Work item: Within the entries that follow, report how many lines contain the word "Verstrich", giving the number by itself.

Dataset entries

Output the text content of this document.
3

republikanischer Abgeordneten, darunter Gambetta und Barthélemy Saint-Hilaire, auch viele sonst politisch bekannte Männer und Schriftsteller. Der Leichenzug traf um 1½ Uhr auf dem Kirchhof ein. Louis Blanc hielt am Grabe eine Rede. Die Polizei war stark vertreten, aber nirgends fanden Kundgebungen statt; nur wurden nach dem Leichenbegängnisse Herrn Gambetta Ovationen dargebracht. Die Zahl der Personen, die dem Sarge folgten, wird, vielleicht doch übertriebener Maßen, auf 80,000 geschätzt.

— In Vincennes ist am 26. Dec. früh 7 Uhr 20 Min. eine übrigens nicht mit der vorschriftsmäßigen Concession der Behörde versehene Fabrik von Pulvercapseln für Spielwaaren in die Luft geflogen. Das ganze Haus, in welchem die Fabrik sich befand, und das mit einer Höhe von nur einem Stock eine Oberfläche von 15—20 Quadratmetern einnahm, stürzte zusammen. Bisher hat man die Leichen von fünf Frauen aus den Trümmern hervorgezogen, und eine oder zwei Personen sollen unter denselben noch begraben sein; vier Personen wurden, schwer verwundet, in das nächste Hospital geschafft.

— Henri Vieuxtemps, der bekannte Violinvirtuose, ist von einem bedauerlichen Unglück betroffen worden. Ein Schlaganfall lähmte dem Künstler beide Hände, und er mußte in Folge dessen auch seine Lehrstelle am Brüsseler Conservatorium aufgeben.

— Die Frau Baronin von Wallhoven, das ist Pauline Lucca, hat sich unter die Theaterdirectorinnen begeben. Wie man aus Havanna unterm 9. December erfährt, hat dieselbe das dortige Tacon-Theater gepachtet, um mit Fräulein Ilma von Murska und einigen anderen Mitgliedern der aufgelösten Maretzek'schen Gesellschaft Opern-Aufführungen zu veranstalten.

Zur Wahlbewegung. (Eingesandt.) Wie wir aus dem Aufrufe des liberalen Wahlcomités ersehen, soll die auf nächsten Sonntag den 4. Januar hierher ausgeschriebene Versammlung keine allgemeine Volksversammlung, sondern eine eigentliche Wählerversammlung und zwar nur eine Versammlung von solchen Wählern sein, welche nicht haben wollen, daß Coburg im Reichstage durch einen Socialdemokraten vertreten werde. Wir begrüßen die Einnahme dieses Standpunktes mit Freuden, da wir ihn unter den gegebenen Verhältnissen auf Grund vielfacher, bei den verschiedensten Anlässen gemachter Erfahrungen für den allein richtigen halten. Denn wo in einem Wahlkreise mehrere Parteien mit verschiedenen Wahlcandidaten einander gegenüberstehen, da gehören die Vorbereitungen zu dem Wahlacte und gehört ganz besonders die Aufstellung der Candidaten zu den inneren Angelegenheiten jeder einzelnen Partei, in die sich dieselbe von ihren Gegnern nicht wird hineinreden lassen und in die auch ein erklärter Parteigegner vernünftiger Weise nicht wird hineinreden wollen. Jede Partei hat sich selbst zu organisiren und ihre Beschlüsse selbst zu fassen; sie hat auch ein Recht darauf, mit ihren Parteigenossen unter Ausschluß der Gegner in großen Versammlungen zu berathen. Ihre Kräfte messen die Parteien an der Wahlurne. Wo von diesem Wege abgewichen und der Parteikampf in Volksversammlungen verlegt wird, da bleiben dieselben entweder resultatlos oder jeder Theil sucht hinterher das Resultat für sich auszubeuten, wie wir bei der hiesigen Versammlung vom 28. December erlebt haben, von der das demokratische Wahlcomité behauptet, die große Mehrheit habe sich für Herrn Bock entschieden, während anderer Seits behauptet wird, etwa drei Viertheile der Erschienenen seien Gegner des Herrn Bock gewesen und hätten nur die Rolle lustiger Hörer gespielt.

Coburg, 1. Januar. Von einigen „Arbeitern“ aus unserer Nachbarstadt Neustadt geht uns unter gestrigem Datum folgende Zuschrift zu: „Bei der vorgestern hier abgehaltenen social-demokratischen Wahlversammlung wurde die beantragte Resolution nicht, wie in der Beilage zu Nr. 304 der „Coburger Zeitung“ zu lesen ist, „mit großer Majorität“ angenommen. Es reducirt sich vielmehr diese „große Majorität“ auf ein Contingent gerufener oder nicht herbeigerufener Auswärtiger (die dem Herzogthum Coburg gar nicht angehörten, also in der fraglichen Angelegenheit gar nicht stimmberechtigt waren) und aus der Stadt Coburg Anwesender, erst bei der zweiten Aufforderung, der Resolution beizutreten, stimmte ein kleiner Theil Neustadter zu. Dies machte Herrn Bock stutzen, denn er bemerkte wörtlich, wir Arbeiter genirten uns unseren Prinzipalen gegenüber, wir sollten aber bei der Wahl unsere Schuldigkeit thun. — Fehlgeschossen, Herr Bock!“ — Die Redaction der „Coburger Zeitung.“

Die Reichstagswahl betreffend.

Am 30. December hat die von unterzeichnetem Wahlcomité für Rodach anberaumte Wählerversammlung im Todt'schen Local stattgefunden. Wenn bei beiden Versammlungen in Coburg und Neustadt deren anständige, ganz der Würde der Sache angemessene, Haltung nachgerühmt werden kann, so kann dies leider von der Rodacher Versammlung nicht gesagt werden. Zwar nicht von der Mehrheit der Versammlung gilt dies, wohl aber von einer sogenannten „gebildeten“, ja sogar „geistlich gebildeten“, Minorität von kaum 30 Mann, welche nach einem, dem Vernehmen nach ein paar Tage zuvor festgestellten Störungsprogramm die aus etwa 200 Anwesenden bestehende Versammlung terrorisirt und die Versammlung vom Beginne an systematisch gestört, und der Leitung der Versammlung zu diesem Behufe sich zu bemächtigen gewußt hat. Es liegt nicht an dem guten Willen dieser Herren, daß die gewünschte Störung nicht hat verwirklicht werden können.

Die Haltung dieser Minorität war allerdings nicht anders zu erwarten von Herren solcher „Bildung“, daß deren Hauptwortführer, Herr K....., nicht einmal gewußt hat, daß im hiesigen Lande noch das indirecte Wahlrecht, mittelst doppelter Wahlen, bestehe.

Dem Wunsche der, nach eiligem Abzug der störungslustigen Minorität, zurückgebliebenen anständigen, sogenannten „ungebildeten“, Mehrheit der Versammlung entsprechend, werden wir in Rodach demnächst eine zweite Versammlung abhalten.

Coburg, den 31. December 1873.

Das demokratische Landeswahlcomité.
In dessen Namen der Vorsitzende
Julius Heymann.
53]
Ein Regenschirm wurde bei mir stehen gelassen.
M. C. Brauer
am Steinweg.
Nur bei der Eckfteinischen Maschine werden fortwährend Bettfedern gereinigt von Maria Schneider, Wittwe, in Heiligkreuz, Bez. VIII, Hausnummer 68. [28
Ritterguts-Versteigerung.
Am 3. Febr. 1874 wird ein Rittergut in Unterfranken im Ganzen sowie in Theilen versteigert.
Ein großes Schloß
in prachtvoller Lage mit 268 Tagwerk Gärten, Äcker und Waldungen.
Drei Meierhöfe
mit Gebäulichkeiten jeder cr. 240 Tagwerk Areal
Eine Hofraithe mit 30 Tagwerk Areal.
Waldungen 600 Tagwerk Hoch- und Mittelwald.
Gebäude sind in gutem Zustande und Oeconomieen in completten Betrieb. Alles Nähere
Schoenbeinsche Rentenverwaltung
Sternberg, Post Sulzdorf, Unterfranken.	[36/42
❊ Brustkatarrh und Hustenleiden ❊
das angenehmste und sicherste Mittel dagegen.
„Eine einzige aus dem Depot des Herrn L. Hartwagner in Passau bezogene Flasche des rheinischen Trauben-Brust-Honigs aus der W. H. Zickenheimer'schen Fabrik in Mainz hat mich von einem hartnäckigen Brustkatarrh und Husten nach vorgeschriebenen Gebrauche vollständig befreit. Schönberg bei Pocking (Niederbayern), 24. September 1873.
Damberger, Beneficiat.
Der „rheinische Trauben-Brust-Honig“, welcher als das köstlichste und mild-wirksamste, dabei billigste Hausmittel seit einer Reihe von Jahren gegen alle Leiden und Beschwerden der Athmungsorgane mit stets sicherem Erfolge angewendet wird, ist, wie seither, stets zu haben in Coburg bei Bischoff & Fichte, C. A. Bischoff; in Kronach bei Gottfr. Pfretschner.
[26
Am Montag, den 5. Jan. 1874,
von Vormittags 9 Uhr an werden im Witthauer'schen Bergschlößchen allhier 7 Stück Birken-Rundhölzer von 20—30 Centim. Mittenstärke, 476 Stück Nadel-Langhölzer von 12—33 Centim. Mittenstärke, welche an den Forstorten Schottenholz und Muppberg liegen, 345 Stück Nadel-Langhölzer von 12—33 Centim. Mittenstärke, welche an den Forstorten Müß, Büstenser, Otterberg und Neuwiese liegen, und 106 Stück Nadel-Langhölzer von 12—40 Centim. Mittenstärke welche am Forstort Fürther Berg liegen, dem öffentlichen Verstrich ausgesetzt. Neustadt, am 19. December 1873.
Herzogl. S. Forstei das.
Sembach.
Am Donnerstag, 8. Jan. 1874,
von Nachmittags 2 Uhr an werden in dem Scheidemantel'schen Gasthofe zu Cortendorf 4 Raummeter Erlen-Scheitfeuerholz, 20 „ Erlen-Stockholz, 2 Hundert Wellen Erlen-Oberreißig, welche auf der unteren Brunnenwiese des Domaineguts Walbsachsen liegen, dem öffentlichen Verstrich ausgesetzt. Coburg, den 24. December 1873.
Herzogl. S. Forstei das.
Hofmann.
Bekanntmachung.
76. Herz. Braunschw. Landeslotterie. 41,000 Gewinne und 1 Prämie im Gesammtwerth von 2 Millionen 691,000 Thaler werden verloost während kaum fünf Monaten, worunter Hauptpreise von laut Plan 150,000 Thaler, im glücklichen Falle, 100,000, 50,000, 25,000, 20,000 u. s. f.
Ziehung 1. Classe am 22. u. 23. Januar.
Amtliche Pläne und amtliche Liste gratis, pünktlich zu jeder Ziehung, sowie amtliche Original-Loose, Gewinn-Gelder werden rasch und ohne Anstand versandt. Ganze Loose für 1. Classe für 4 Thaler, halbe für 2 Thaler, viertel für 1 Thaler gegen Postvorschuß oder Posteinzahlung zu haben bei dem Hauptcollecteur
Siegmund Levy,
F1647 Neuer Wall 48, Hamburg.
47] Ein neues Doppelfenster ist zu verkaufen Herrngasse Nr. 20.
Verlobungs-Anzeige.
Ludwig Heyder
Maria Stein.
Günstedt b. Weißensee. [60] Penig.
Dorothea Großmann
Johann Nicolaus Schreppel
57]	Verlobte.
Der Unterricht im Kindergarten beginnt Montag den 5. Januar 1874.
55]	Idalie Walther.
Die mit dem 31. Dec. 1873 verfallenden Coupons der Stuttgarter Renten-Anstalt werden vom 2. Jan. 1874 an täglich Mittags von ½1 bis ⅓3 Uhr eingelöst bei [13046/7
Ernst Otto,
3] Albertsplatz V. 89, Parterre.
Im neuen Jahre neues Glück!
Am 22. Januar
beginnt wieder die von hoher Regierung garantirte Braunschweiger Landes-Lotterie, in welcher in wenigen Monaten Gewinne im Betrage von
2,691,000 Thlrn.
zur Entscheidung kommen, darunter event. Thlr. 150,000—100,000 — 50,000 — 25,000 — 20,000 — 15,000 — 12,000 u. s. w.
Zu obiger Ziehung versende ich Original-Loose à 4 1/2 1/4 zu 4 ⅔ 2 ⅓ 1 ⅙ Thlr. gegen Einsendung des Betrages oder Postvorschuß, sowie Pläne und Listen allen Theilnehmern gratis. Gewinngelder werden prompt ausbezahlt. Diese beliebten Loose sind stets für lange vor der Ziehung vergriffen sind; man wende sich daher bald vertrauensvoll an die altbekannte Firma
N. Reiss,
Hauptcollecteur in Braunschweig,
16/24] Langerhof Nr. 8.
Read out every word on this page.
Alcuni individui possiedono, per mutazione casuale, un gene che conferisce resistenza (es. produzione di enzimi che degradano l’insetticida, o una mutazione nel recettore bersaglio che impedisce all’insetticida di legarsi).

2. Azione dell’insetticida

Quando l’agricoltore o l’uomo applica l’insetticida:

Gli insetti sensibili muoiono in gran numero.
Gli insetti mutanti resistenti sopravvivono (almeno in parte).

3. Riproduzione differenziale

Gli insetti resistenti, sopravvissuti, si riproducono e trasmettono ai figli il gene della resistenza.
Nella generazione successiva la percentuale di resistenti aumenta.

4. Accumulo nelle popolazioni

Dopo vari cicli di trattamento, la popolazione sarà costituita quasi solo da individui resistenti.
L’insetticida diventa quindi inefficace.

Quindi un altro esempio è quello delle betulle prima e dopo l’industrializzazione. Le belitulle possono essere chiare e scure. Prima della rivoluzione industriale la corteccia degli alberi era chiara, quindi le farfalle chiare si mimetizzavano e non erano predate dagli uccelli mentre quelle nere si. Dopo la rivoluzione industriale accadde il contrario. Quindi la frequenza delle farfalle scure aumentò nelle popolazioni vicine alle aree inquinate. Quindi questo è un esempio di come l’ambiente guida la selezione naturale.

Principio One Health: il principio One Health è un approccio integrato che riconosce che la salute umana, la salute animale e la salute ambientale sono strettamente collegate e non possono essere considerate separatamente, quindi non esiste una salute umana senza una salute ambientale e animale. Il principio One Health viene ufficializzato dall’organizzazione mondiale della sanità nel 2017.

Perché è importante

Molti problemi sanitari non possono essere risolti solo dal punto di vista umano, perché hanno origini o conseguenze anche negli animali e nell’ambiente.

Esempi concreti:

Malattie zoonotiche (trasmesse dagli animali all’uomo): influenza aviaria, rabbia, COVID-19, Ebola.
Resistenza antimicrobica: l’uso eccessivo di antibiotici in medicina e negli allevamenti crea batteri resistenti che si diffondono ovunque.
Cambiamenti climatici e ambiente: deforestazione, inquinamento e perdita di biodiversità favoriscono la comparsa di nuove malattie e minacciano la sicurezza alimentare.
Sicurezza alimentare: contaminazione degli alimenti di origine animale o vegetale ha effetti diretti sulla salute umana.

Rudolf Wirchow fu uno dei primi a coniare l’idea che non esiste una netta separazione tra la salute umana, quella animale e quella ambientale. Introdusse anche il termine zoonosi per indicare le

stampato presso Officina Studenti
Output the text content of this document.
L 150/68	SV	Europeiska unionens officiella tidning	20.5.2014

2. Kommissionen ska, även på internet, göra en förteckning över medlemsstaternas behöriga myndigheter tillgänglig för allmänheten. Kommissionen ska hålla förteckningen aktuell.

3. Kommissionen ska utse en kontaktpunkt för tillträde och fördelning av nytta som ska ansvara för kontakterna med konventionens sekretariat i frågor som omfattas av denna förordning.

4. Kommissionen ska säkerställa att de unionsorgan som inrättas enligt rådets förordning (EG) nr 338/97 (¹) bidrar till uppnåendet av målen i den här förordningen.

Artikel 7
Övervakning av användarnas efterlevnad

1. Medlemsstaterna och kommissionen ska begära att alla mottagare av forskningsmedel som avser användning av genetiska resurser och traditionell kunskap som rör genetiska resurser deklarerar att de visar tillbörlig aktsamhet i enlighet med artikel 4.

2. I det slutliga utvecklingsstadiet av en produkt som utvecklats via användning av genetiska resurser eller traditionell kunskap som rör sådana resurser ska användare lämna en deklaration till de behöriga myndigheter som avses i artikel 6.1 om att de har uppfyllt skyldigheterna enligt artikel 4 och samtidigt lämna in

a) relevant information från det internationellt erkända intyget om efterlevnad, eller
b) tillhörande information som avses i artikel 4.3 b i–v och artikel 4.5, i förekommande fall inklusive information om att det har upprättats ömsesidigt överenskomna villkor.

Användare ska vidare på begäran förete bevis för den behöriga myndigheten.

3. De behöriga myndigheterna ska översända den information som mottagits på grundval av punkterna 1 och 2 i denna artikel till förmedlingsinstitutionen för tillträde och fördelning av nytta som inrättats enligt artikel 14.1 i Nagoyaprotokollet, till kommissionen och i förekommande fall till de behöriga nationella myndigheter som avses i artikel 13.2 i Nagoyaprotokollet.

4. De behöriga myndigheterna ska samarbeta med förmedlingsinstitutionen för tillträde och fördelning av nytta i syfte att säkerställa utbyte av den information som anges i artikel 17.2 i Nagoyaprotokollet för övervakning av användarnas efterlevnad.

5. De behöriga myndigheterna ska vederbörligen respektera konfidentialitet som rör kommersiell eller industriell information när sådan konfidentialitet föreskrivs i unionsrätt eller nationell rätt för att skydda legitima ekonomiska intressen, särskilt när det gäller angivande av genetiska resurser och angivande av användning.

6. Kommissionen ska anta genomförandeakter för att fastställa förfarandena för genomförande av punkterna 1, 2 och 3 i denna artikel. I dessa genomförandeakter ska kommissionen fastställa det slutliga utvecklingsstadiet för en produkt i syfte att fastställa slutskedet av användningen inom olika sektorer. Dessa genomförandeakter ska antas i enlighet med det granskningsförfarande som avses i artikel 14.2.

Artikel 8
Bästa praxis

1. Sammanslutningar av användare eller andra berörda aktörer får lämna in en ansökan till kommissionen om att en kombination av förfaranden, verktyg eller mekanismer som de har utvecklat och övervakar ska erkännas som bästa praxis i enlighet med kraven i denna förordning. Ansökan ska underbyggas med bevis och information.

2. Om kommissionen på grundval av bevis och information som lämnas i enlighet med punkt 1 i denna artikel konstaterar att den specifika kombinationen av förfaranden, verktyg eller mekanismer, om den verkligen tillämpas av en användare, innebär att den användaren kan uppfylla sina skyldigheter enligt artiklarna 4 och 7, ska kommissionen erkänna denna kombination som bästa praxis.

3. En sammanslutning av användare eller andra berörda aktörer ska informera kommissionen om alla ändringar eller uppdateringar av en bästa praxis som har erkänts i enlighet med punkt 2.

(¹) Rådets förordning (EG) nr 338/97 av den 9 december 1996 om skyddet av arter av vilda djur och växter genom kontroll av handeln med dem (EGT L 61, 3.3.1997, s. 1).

Written solution: 2